● **The task**
Output all the data exactly. Pictures do not belong in the copy.

● **Data shown**
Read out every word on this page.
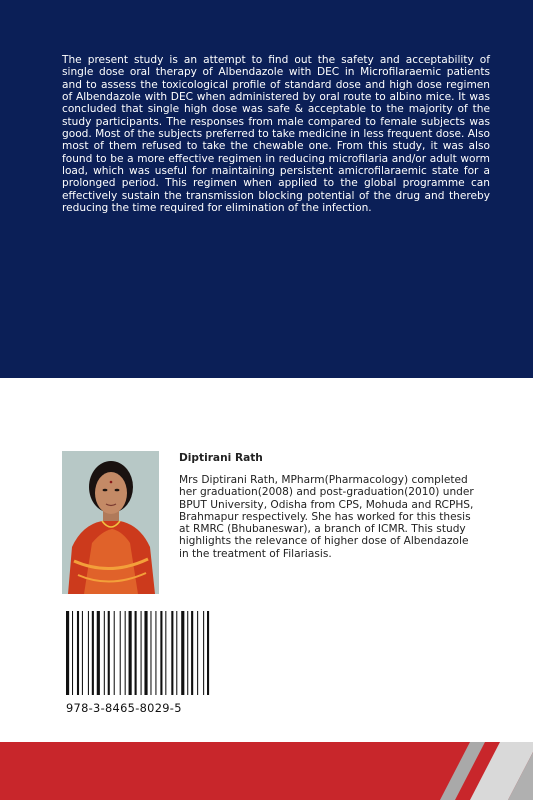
The present study is an attempt to find out the safety and acceptability of single dose oral therapy of Albendazole with DEC in Microfilaraemic patients and to assess the toxicological profile of standard dose and high dose regimen of Albendazole with DEC when administered by oral route to albino mice. It was concluded that single high dose was safe & acceptable to the majority of the study participants. The responses from male compared to female subjects was good. Most of the subjects preferred to take medicine in less frequent dose. Also most of them refused to take the chewable one. From this study, it was also found to be a more effective regimen in reducing microfilaria and/or adult worm load, which was useful for maintaining persistent amicrofilaraemic state for a prolonged period. This regimen when applied to the global programme can effectively sustain the transmission blocking potential of the drug and thereby reducing the time required for elimination of the infection.

Diptirani Rath

Mrs Diptirani Rath, MPharm(Pharmacology) completed her graduation(2008) and post-graduation(2010) under BPUT University, Odisha from CPS, Mohuda and RCPHS, Brahmapur respectively. She has worked for this thesis at RMRC (Bhubaneswar), a branch of ICMR. This study highlights the relevance of higher dose of Albendazole in the treatment of Filariasis.

978-3-8465-8029-5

● **Answer box**
Read out every word on this page.
The present study is an attempt to find out the safety and acceptability of single dose oral therapy of Albendazole with DEC in Microfilaraemic patients and to assess the toxicological profile of standard dose and high dose regimen of Albendazole with DEC when administered by oral route to albino mice. It was concluded that single high dose was safe & acceptable to the majority of the study participants. The responses from male compared to female subjects was good. Most of the subjects preferred to take medicine in less frequent dose. Also most of them refused to take the chewable one. From this study, it was also found to be a more effective regimen in reducing microfilaria and/or adult worm load, which was useful for maintaining persistent amicrofilaraemic state for a prolonged period. This regimen when applied to the global programme can effectively sustain the transmission blocking potential of the drug and thereby reducing the time required for elimination of the infection.

Diptirani Rath

Mrs Diptirani Rath, MPharm(Pharmacology) completed her graduation(2008) and post-graduation(2010) under BPUT University, Odisha from CPS, Mohuda and RCPHS, Brahmapur respectively. She has worked for this thesis at RMRC (Bhubaneswar), a branch of ICMR. This study highlights the relevance of higher dose of Albendazole in the treatment of Filariasis.

978-3-8465-8029-5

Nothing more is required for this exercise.